* Start Supplied data *

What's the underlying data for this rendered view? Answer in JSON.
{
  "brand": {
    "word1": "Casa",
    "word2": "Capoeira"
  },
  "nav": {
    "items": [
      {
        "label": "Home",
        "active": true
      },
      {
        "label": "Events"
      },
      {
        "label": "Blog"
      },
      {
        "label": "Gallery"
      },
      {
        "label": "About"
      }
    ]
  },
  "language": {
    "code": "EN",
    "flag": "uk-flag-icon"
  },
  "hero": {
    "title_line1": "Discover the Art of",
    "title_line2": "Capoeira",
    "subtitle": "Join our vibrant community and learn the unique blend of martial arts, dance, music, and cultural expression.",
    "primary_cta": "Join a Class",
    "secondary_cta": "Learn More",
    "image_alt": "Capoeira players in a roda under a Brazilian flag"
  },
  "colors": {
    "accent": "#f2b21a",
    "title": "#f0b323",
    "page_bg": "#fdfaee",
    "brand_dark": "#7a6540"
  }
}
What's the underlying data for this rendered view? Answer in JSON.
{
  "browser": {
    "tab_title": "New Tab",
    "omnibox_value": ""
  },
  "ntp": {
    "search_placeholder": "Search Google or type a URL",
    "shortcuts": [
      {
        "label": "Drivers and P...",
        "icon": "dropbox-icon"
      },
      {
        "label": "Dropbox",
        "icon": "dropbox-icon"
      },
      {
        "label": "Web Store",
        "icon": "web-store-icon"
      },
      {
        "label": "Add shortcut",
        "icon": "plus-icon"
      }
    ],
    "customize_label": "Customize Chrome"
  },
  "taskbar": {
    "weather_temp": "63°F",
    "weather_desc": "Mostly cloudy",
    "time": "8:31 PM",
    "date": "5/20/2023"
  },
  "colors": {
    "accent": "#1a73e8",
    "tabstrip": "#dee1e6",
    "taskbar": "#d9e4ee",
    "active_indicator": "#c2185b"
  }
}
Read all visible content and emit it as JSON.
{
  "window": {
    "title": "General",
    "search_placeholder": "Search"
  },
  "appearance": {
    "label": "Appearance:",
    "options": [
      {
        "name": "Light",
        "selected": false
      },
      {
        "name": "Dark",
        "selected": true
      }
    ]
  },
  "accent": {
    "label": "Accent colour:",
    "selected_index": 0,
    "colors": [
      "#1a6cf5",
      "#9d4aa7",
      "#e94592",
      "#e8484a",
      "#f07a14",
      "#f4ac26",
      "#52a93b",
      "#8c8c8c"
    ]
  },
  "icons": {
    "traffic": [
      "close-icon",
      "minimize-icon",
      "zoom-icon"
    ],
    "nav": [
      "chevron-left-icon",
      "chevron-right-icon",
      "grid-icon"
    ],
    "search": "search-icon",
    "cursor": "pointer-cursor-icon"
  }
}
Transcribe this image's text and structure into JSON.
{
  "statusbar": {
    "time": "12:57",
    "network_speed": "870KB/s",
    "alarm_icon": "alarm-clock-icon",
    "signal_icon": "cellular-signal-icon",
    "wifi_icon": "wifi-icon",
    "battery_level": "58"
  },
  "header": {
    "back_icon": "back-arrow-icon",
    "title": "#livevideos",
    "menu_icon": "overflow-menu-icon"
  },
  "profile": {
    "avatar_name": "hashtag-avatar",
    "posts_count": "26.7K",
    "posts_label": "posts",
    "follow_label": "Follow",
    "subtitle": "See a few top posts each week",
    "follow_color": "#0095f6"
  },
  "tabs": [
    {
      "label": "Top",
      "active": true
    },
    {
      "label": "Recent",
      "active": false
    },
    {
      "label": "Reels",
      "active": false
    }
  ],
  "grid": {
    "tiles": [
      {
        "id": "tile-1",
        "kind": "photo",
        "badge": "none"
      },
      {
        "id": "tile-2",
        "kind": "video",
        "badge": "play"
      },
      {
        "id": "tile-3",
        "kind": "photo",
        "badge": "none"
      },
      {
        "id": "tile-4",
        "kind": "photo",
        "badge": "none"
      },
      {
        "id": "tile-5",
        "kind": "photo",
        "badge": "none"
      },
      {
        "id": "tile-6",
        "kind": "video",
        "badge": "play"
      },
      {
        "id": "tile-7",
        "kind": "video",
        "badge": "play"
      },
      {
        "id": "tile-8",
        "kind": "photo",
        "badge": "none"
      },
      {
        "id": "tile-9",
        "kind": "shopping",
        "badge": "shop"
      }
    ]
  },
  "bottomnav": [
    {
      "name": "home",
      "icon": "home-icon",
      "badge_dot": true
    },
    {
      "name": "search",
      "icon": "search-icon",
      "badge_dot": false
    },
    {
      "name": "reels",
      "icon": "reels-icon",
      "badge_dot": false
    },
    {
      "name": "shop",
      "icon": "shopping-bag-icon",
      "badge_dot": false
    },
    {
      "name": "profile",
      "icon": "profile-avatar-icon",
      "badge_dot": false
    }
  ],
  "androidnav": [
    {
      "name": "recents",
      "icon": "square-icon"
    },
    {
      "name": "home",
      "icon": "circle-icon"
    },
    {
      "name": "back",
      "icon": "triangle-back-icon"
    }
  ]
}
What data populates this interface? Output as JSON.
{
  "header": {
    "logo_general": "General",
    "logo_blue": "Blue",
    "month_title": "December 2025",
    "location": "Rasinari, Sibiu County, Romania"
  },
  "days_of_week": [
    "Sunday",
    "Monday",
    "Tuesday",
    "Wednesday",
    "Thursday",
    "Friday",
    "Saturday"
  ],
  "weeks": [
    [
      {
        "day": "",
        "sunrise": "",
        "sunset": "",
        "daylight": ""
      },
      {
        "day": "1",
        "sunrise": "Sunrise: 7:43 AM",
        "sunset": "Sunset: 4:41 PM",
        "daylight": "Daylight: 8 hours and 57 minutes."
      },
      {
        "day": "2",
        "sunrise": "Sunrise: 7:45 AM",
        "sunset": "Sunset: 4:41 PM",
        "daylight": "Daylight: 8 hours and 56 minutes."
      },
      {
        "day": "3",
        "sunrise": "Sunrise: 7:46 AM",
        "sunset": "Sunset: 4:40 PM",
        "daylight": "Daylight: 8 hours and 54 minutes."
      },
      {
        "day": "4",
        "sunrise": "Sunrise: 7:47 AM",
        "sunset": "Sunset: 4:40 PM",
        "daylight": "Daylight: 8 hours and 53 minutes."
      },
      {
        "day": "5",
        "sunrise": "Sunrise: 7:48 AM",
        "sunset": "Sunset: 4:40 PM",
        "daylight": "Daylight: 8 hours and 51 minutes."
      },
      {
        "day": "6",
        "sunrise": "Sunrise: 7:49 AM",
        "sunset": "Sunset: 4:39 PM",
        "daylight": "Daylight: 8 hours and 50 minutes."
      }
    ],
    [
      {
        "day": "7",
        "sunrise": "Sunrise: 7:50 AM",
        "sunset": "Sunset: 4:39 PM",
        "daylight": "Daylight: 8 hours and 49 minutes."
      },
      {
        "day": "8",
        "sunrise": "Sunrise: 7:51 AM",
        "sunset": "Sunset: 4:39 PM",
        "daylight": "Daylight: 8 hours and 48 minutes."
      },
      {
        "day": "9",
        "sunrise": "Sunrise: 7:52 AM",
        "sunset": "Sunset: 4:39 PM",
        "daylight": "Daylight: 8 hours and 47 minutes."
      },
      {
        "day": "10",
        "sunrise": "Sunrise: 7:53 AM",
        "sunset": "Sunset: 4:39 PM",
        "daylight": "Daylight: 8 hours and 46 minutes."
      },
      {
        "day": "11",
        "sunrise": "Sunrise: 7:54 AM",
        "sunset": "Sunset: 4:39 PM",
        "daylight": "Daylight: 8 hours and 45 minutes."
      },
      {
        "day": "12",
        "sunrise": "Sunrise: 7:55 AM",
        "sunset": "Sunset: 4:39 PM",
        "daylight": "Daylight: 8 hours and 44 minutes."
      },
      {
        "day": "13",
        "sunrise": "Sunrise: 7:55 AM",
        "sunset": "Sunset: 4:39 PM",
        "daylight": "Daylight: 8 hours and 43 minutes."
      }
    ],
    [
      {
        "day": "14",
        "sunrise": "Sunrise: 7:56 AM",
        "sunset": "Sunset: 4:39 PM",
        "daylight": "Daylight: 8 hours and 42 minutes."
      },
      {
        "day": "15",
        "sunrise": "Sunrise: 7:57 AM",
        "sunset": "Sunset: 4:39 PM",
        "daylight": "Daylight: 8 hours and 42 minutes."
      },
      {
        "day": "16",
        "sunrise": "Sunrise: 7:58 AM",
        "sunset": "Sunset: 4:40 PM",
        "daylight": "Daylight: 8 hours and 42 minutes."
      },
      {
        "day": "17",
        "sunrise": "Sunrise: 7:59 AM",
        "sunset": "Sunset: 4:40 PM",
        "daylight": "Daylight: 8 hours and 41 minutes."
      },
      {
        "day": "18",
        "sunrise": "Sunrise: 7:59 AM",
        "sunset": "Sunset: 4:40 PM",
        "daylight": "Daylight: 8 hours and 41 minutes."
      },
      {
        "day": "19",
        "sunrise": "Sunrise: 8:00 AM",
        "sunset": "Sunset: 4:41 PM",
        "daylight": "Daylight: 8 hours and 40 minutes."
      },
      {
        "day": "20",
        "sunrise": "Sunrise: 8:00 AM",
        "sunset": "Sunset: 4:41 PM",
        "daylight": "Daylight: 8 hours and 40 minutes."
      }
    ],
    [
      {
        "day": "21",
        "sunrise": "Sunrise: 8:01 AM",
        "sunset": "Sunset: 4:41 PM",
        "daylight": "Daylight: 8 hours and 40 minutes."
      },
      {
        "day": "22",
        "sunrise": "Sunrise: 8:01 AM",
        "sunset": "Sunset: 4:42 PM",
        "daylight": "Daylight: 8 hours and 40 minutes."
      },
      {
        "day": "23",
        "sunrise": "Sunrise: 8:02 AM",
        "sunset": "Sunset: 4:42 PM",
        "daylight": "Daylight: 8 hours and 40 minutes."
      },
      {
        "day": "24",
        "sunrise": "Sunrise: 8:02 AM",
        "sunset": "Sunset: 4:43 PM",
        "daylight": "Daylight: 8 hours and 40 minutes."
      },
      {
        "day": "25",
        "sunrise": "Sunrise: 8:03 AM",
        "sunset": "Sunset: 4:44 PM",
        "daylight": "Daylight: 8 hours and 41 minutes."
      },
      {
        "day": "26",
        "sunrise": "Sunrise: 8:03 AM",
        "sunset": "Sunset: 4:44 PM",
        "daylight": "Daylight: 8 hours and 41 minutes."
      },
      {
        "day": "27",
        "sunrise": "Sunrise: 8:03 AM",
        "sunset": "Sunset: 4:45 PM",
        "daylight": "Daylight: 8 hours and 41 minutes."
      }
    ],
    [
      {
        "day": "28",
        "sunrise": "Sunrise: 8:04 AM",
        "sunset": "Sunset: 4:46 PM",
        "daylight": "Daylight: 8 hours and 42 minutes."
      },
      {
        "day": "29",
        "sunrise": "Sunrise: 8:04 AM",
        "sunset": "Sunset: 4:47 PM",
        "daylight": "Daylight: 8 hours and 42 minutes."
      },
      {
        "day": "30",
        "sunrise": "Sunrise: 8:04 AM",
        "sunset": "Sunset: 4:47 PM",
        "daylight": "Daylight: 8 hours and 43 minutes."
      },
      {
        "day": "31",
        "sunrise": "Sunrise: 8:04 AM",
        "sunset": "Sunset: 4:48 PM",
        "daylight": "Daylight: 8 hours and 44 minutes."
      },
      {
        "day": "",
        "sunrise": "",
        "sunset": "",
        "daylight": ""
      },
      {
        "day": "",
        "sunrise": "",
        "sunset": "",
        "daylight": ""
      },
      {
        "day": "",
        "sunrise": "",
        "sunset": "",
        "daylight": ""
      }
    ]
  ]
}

* End Supplied data *

#### Stated task
The word "avatar" may turn up on some lines of these records; say how many, with no other words.

#### Complete output
2